▶ _THE TASK_:
Print the listing that follows, character for character.

— START DATA FOR PROCESSING —

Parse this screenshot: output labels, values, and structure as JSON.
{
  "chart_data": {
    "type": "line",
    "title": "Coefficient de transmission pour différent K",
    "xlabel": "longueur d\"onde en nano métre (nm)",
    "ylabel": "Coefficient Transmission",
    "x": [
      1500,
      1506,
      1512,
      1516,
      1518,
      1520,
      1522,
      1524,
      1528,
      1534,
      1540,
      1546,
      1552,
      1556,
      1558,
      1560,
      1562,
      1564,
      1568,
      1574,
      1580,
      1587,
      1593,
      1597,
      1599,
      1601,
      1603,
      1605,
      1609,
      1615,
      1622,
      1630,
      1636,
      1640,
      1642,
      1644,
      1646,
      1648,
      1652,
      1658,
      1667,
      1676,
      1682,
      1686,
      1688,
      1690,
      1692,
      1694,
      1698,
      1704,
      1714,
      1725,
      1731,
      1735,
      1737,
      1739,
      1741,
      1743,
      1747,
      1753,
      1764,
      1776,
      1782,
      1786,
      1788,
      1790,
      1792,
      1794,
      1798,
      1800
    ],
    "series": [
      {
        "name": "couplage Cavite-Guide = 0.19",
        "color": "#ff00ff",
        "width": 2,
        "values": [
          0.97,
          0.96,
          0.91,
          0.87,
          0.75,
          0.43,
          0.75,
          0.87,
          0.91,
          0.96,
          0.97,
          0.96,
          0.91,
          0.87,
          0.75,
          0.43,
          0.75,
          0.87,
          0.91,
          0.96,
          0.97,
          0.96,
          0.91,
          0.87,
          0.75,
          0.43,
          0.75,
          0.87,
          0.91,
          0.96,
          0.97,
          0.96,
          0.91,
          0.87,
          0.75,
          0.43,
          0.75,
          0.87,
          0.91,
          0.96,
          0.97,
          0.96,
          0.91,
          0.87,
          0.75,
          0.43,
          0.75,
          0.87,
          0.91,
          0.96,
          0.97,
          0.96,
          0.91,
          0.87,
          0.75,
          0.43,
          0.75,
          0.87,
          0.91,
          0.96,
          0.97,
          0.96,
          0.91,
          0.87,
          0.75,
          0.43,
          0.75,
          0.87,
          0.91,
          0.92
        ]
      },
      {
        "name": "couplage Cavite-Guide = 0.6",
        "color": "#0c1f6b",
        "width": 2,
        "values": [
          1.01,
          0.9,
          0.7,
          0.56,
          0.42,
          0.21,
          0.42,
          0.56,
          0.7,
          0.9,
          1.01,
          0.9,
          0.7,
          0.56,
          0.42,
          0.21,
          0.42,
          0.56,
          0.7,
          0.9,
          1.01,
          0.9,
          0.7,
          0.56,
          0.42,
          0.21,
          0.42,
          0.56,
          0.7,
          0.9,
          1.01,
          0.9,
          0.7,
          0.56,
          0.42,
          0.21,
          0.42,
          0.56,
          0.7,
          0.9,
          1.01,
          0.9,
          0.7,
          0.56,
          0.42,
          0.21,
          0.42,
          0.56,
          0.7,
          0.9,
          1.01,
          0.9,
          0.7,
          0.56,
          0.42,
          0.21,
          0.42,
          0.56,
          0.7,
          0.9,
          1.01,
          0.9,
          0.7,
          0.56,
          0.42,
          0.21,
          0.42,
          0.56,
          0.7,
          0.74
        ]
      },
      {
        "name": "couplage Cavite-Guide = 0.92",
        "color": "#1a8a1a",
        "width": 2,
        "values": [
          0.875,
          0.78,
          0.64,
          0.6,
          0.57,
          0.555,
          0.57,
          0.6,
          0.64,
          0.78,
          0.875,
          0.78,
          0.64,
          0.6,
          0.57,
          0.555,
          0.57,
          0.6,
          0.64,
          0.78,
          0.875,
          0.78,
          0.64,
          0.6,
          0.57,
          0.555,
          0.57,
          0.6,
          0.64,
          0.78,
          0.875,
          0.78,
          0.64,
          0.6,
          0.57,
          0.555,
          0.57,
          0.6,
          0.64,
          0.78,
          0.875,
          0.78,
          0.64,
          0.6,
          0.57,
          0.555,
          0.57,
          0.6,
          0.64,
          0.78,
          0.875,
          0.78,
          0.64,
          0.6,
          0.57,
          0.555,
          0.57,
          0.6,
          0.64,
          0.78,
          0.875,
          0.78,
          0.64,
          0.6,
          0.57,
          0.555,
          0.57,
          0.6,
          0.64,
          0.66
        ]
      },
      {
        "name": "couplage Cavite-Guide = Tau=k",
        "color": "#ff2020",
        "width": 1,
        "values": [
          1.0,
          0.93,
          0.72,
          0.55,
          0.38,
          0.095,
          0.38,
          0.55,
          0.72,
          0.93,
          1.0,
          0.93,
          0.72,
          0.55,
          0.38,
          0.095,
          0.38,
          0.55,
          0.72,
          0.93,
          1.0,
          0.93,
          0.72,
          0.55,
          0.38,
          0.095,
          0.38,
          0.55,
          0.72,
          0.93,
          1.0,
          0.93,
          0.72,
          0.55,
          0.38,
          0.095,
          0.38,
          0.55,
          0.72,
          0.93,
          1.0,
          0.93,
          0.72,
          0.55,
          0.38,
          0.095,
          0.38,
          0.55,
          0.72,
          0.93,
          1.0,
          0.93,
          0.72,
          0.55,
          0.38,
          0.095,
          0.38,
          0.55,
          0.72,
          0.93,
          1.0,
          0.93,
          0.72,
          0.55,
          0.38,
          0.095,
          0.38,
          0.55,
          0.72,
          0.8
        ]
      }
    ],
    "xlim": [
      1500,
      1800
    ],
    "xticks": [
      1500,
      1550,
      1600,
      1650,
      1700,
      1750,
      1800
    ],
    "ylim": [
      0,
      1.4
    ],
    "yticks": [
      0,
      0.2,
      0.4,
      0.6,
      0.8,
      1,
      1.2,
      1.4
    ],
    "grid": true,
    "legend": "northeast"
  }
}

— END DATA FOR PROCESSING —

▶ _REPLY_:
Parse this screenshot: output labels, values, and structure as JSON.
{
  "chart_data": {
    "type": "line",
    "title": "Coefficient de transmission pour différent K",
    "xlabel": "longueur d\"onde en nano métre (nm)",
    "ylabel": "Coefficient Transmission",
    "x": [
      1500,
      1506,
      1512,
      1516,
      1518,
      1520,
      1522,
      1524,
      1528,
      1534,
      1540,
      1546,
      1552,
      1556,
      1558,
      1560,
      1562,
      1564,
      1568,
      1574,
      1580,
      1587,
      1593,
      1597,
      1599,
      1601,
      1603,
      1605,
      1609,
      1615,
      1622,
      1630,
      1636,
      1640,
      1642,
      1644,
      1646,
      1648,
      1652,
      1658,
      1667,
      1676,
      1682,
      1686,
      1688,
      1690,
      1692,
      1694,
      1698,
      1704,
      1714,
      1725,
      1731,
      1735,
      1737,
      1739,
      1741,
      1743,
      1747,
      1753,
      1764,
      1776,
      1782,
      1786,
      1788,
      1790,
      1792,
      1794,
      1798,
      1800
    ],
    "series": [
      {
        "name": "couplage Cavite-Guide = 0.19",
        "color": "#ff00ff",
        "width": 2,
        "values": [
          0.97,
          0.96,
          0.91,
          0.87,
          0.75,
          0.43,
          0.75,
          0.87,
          0.91,
          0.96,
          0.97,
          0.96,
          0.91,
          0.87,
          0.75,
          0.43,
          0.75,
          0.87,
          0.91,
          0.96,
          0.97,
          0.96,
          0.91,
          0.87,
          0.75,
          0.43,
          0.75,
          0.87,
          0.91,
          0.96,
          0.97,
          0.96,
          0.91,
          0.87,
          0.75,
          0.43,
          0.75,
          0.87,
          0.91,
          0.96,
          0.97,
          0.96,
          0.91,
          0.87,
          0.75,
          0.43,
          0.75,
          0.87,
          0.91,
          0.96,
          0.97,
          0.96,
          0.91,
          0.87,
          0.75,
          0.43,
          0.75,
          0.87,
          0.91,
          0.96,
          0.97,
          0.96,
          0.91,
          0.87,
          0.75,
          0.43,
          0.75,
          0.87,
          0.91,
          0.92
        ]
      },
      {
        "name": "couplage Cavite-Guide = 0.6",
        "color": "#0c1f6b",
        "width": 2,
        "values": [
          1.01,
          0.9,
          0.7,
          0.56,
          0.42,
          0.21,
          0.42,
          0.56,
          0.7,
          0.9,
          1.01,
          0.9,
          0.7,
          0.56,
          0.42,
          0.21,
          0.42,
          0.56,
          0.7,
          0.9,
          1.01,
          0.9,
          0.7,
          0.56,
          0.42,
          0.21,
          0.42,
          0.56,
          0.7,
          0.9,
          1.01,
          0.9,
          0.7,
          0.56,
          0.42,
          0.21,
          0.42,
          0.56,
          0.7,
          0.9,
          1.01,
          0.9,
          0.7,
          0.56,
          0.42,
          0.21,
          0.42,
          0.56,
          0.7,
          0.9,
          1.01,
          0.9,
          0.7,
          0.56,
          0.42,
          0.21,
          0.42,
          0.56,
          0.7,
          0.9,
          1.01,
          0.9,
          0.7,
          0.56,
          0.42,
          0.21,
          0.42,
          0.56,
          0.7,
          0.74
        ]
      },
      {
        "name": "couplage Cavite-Guide = 0.92",
        "color": "#1a8a1a",
        "width": 2,
        "values": [
          0.875,
          0.78,
          0.64,
          0.6,
          0.57,
          0.555,
          0.57,
          0.6,
          0.64,
          0.78,
          0.875,
          0.78,
          0.64,
          0.6,
          0.57,
          0.555,
          0.57,
          0.6,
          0.64,
          0.78,
          0.875,
          0.78,
          0.64,
          0.6,
          0.57,
          0.555,
          0.57,
          0.6,
          0.64,
          0.78,
          0.875,
          0.78,
          0.64,
          0.6,
          0.57,
          0.555,
          0.57,
          0.6,
          0.64,
          0.78,
          0.875,
          0.78,
          0.64,
          0.6,
          0.57,
          0.555,
          0.57,
          0.6,
          0.64,
          0.78,
          0.875,
          0.78,
          0.64,
          0.6,
          0.57,
          0.555,
          0.57,
          0.6,
          0.64,
          0.78,
          0.875,
          0.78,
          0.64,
          0.6,
          0.57,
          0.555,
          0.57,
          0.6,
          0.64,
          0.66
        ]
      },
      {
        "name": "couplage Cavite-Guide = Tau=k",
        "color": "#ff2020",
        "width": 1,
        "values": [
          1.0,
          0.93,
          0.72,
          0.55,
          0.38,
          0.095,
          0.38,
          0.55,
          0.72,
          0.93,
          1.0,
          0.93,
          0.72,
          0.55,
          0.38,
          0.095,
          0.38,
          0.55,
          0.72,
          0.93,
          1.0,
          0.93,
          0.72,
          0.55,
          0.38,
          0.095,
          0.38,
          0.55,
          0.72,
          0.93,
          1.0,
          0.93,
          0.72,
          0.55,
          0.38,
          0.095,
          0.38,
          0.55,
          0.72,
          0.93,
          1.0,
          0.93,
          0.72,
          0.55,
          0.38,
          0.095,
          0.38,
          0.55,
          0.72,
          0.93,
          1.0,
          0.93,
          0.72,
          0.55,
          0.38,
          0.095,
          0.38,
          0.55,
          0.72,
          0.93,
          1.0,
          0.93,
          0.72,
          0.55,
          0.38,
          0.095,
          0.38,
          0.55,
          0.72,
          0.8
        ]
      }
    ],
    "xlim": [
      1500,
      1800
    ],
    "xticks": [
      1500,
      1550,
      1600,
      1650,
      1700,
      1750,
      1800
    ],
    "ylim": [
      0,
      1.4
    ],
    "yticks": [
      0,
      0.2,
      0.4,
      0.6,
      0.8,
      1,
      1.2,
      1.4
    ],
    "grid": true,
    "legend": "northeast"
  }
}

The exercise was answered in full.